* _Task prompt_
Set all the material down again unchanged, without the pictures.

* _Excerpted data_
____________
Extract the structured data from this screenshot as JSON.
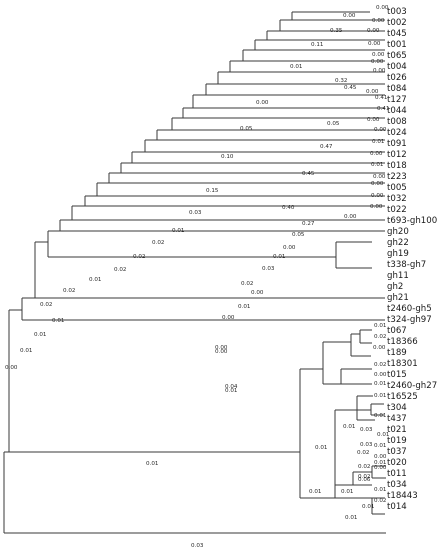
{
  "figure": {
    "type": "phylogenetic-tree",
    "leaves": [
      "t003",
      "t002",
      "t045",
      "t001",
      "t065",
      "t004",
      "t026",
      "t084",
      "t127",
      "t044",
      "t008",
      "t024",
      "t091",
      "t012",
      "t018",
      "t223",
      "t005",
      "t032",
      "t022",
      "t693-gh100",
      "gh20",
      "gh22",
      "gh19",
      "t338-gh7",
      "gh11",
      "gh2",
      "gh21",
      "t2460-gh5",
      "t324-gh97",
      "t067",
      "t18366",
      "t189",
      "t18301",
      "t015",
      "t2460-gh27",
      "t16525",
      "t304",
      "t437",
      "t021",
      "t019",
      "t037",
      "t020",
      "t011",
      "t034",
      "t18443",
      "t014"
    ],
    "branch_labels": [
      {
        "text": "0.00",
        "bind": "n_0"
      },
      {
        "text": "0.00",
        "bind": "n_1"
      },
      {
        "text": "0.00",
        "bind": "n_2"
      },
      {
        "text": "0.35",
        "bind": "n_3"
      },
      {
        "text": "0.00",
        "bind": "n_4"
      },
      {
        "text": "0.11",
        "bind": "n_5"
      },
      {
        "text": "0.00",
        "bind": "n_6"
      },
      {
        "text": "0.00",
        "bind": "n_7"
      },
      {
        "text": "0.00",
        "bind": "n_8"
      },
      {
        "text": "0.32",
        "bind": "n_9"
      },
      {
        "text": "0.45",
        "bind": "n_10"
      },
      {
        "text": "0.00",
        "bind": "n_11"
      },
      {
        "text": "0.01",
        "bind": "n_12"
      },
      {
        "text": "0.41",
        "bind": "n_13"
      },
      {
        "text": "0.00",
        "bind": "n_14"
      },
      {
        "text": "0.41",
        "bind": "n_15"
      },
      {
        "text": "0.00",
        "bind": "n_16"
      },
      {
        "text": "0.05",
        "bind": "n_17"
      },
      {
        "text": "0.00",
        "bind": "n_18"
      },
      {
        "text": "0.00",
        "bind": "n_19"
      },
      {
        "text": "0.01",
        "bind": "n_20"
      },
      {
        "text": "0.47",
        "bind": "n_21"
      },
      {
        "text": "0.05",
        "bind": "n_22"
      },
      {
        "text": "0.00",
        "bind": "n_23"
      },
      {
        "text": "0.01",
        "bind": "n_24"
      },
      {
        "text": "0.10",
        "bind": "n_25"
      },
      {
        "text": "0.45",
        "bind": "n_26"
      },
      {
        "text": "0.00",
        "bind": "n_27"
      },
      {
        "text": "0.00",
        "bind": "n_28"
      },
      {
        "text": "0.00",
        "bind": "n_29"
      },
      {
        "text": "0.00",
        "bind": "n_30"
      },
      {
        "text": "0.40",
        "bind": "n_31"
      },
      {
        "text": "0.15",
        "bind": "n_32"
      },
      {
        "text": "0.00",
        "bind": "n_33"
      },
      {
        "text": "0.27",
        "bind": "n_34"
      },
      {
        "text": "0.03",
        "bind": "n_35"
      },
      {
        "text": "0.05",
        "bind": "n_36"
      },
      {
        "text": "0.01",
        "bind": "n_37"
      },
      {
        "text": "0.00",
        "bind": "n_38"
      },
      {
        "text": "0.02",
        "bind": "n_39"
      },
      {
        "text": "0.01",
        "bind": "n_40"
      },
      {
        "text": "0.02",
        "bind": "n_41"
      },
      {
        "text": "0.03",
        "bind": "n_42"
      },
      {
        "text": "0.02",
        "bind": "n_43"
      },
      {
        "text": "0.01",
        "bind": "n_44"
      },
      {
        "text": "0.02",
        "bind": "n_45"
      },
      {
        "text": "0.00",
        "bind": "n_46"
      },
      {
        "text": "0.02",
        "bind": "n_47"
      },
      {
        "text": "0.01",
        "bind": "n_48"
      },
      {
        "text": "0.02",
        "bind": "n_49"
      },
      {
        "text": "0.00",
        "bind": "n_50"
      },
      {
        "text": "0.01",
        "bind": "n_51"
      },
      {
        "text": "0.01",
        "bind": "n_52"
      },
      {
        "text": "0.02",
        "bind": "n_53"
      },
      {
        "text": "0.00",
        "bind": "n_54"
      },
      {
        "text": "0.00",
        "bind": "n_55"
      },
      {
        "text": "0.01",
        "bind": "n_56"
      },
      {
        "text": "0.00",
        "bind": "n_57"
      },
      {
        "text": "0.02",
        "bind": "n_58"
      },
      {
        "text": "0.00",
        "bind": "n_59"
      },
      {
        "text": "0.01",
        "bind": "n_60"
      },
      {
        "text": "0.01",
        "bind": "n_61"
      },
      {
        "text": "0.01",
        "bind": "n_62"
      },
      {
        "text": "0.04",
        "bind": "n_63"
      },
      {
        "text": "0.00",
        "bind": "n_64"
      },
      {
        "text": "0.01",
        "bind": "n_65"
      },
      {
        "text": "0.01",
        "bind": "n_66"
      },
      {
        "text": "0.03",
        "bind": "n_67"
      },
      {
        "text": "0.01",
        "bind": "n_68"
      },
      {
        "text": "0.01",
        "bind": "n_69"
      },
      {
        "text": "0.03",
        "bind": "n_70"
      },
      {
        "text": "0.01",
        "bind": "n_71"
      },
      {
        "text": "0.01",
        "bind": "n_72"
      },
      {
        "text": "0.01",
        "bind": "n_73"
      },
      {
        "text": "0.02",
        "bind": "n_74"
      },
      {
        "text": "0.00",
        "bind": "n_75"
      },
      {
        "text": "0.01",
        "bind": "n_76"
      },
      {
        "text": "0.00",
        "bind": "n_77"
      },
      {
        "text": "0.02",
        "bind": "n_78"
      },
      {
        "text": "0.02",
        "bind": "n_79"
      },
      {
        "text": "0.06",
        "bind": "n_80"
      },
      {
        "text": "0.01",
        "bind": "n_81"
      },
      {
        "text": "0.01",
        "bind": "n_82"
      },
      {
        "text": "0.01",
        "bind": "n_83"
      },
      {
        "text": "0.02",
        "bind": "n_84"
      },
      {
        "text": "0.01",
        "bind": "n_85"
      },
      {
        "text": "0.01",
        "bind": "n_86"
      },
      {
        "text": "0.03",
        "bind": "n_87"
      }
    ],
    "colors": {
      "line": "#3a3a3a",
      "text": "#1a1a1a",
      "watermark": "#e8eef6"
    }
  }
}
____________
* _Task solution_
Extract the structured data from this screenshot as JSON.
{
  "figure": {
    "type": "phylogenetic-tree",
    "leaves": [
      "t003",
      "t002",
      "t045",
      "t001",
      "t065",
      "t004",
      "t026",
      "t084",
      "t127",
      "t044",
      "t008",
      "t024",
      "t091",
      "t012",
      "t018",
      "t223",
      "t005",
      "t032",
      "t022",
      "t693-gh100",
      "gh20",
      "gh22",
      "gh19",
      "t338-gh7",
      "gh11",
      "gh2",
      "gh21",
      "t2460-gh5",
      "t324-gh97",
      "t067",
      "t18366",
      "t189",
      "t18301",
      "t015",
      "t2460-gh27",
      "t16525",
      "t304",
      "t437",
      "t021",
      "t019",
      "t037",
      "t020",
      "t011",
      "t034",
      "t18443",
      "t014"
    ],
    "branch_labels": [
      {
        "text": "0.00",
        "bind": "n_0"
      },
      {
        "text": "0.00",
        "bind": "n_1"
      },
      {
        "text": "0.00",
        "bind": "n_2"
      },
      {
        "text": "0.35",
        "bind": "n_3"
      },
      {
        "text": "0.00",
        "bind": "n_4"
      },
      {
        "text": "0.11",
        "bind": "n_5"
      },
      {
        "text": "0.00",
        "bind": "n_6"
      },
      {
        "text": "0.00",
        "bind": "n_7"
      },
      {
        "text": "0.00",
        "bind": "n_8"
      },
      {
        "text": "0.32",
        "bind": "n_9"
      },
      {
        "text": "0.45",
        "bind": "n_10"
      },
      {
        "text": "0.00",
        "bind": "n_11"
      },
      {
        "text": "0.01",
        "bind": "n_12"
      },
      {
        "text": "0.41",
        "bind": "n_13"
      },
      {
        "text": "0.00",
        "bind": "n_14"
      },
      {
        "text": "0.41",
        "bind": "n_15"
      },
      {
        "text": "0.00",
        "bind": "n_16"
      },
      {
        "text": "0.05",
        "bind": "n_17"
      },
      {
        "text": "0.00",
        "bind": "n_18"
      },
      {
        "text": "0.00",
        "bind": "n_19"
      },
      {
        "text": "0.01",
        "bind": "n_20"
      },
      {
        "text": "0.47",
        "bind": "n_21"
      },
      {
        "text": "0.05",
        "bind": "n_22"
      },
      {
        "text": "0.00",
        "bind": "n_23"
      },
      {
        "text": "0.01",
        "bind": "n_24"
      },
      {
        "text": "0.10",
        "bind": "n_25"
      },
      {
        "text": "0.45",
        "bind": "n_26"
      },
      {
        "text": "0.00",
        "bind": "n_27"
      },
      {
        "text": "0.00",
        "bind": "n_28"
      },
      {
        "text": "0.00",
        "bind": "n_29"
      },
      {
        "text": "0.00",
        "bind": "n_30"
      },
      {
        "text": "0.40",
        "bind": "n_31"
      },
      {
        "text": "0.15",
        "bind": "n_32"
      },
      {
        "text": "0.00",
        "bind": "n_33"
      },
      {
        "text": "0.27",
        "bind": "n_34"
      },
      {
        "text": "0.03",
        "bind": "n_35"
      },
      {
        "text": "0.05",
        "bind": "n_36"
      },
      {
        "text": "0.01",
        "bind": "n_37"
      },
      {
        "text": "0.00",
        "bind": "n_38"
      },
      {
        "text": "0.02",
        "bind": "n_39"
      },
      {
        "text": "0.01",
        "bind": "n_40"
      },
      {
        "text": "0.02",
        "bind": "n_41"
      },
      {
        "text": "0.03",
        "bind": "n_42"
      },
      {
        "text": "0.02",
        "bind": "n_43"
      },
      {
        "text": "0.01",
        "bind": "n_44"
      },
      {
        "text": "0.02",
        "bind": "n_45"
      },
      {
        "text": "0.00",
        "bind": "n_46"
      },
      {
        "text": "0.02",
        "bind": "n_47"
      },
      {
        "text": "0.01",
        "bind": "n_48"
      },
      {
        "text": "0.02",
        "bind": "n_49"
      },
      {
        "text": "0.00",
        "bind": "n_50"
      },
      {
        "text": "0.01",
        "bind": "n_51"
      },
      {
        "text": "0.01",
        "bind": "n_52"
      },
      {
        "text": "0.02",
        "bind": "n_53"
      },
      {
        "text": "0.00",
        "bind": "n_54"
      },
      {
        "text": "0.00",
        "bind": "n_55"
      },
      {
        "text": "0.01",
        "bind": "n_56"
      },
      {
        "text": "0.00",
        "bind": "n_57"
      },
      {
        "text": "0.02",
        "bind": "n_58"
      },
      {
        "text": "0.00",
        "bind": "n_59"
      },
      {
        "text": "0.01",
        "bind": "n_60"
      },
      {
        "text": "0.01",
        "bind": "n_61"
      },
      {
        "text": "0.01",
        "bind": "n_62"
      },
      {
        "text": "0.04",
        "bind": "n_63"
      },
      {
        "text": "0.00",
        "bind": "n_64"
      },
      {
        "text": "0.01",
        "bind": "n_65"
      },
      {
        "text": "0.01",
        "bind": "n_66"
      },
      {
        "text": "0.03",
        "bind": "n_67"
      },
      {
        "text": "0.01",
        "bind": "n_68"
      },
      {
        "text": "0.01",
        "bind": "n_69"
      },
      {
        "text": "0.03",
        "bind": "n_70"
      },
      {
        "text": "0.01",
        "bind": "n_71"
      },
      {
        "text": "0.01",
        "bind": "n_72"
      },
      {
        "text": "0.01",
        "bind": "n_73"
      },
      {
        "text": "0.02",
        "bind": "n_74"
      },
      {
        "text": "0.00",
        "bind": "n_75"
      },
      {
        "text": "0.01",
        "bind": "n_76"
      },
      {
        "text": "0.00",
        "bind": "n_77"
      },
      {
        "text": "0.02",
        "bind": "n_78"
      },
      {
        "text": "0.02",
        "bind": "n_79"
      },
      {
        "text": "0.06",
        "bind": "n_80"
      },
      {
        "text": "0.01",
        "bind": "n_81"
      },
      {
        "text": "0.01",
        "bind": "n_82"
      },
      {
        "text": "0.01",
        "bind": "n_83"
      },
      {
        "text": "0.02",
        "bind": "n_84"
      },
      {
        "text": "0.01",
        "bind": "n_85"
      },
      {
        "text": "0.01",
        "bind": "n_86"
      },
      {
        "text": "0.03",
        "bind": "n_87"
      }
    ],
    "colors": {
      "line": "#3a3a3a",
      "text": "#1a1a1a",
      "watermark": "#e8eef6"
    }
  }
}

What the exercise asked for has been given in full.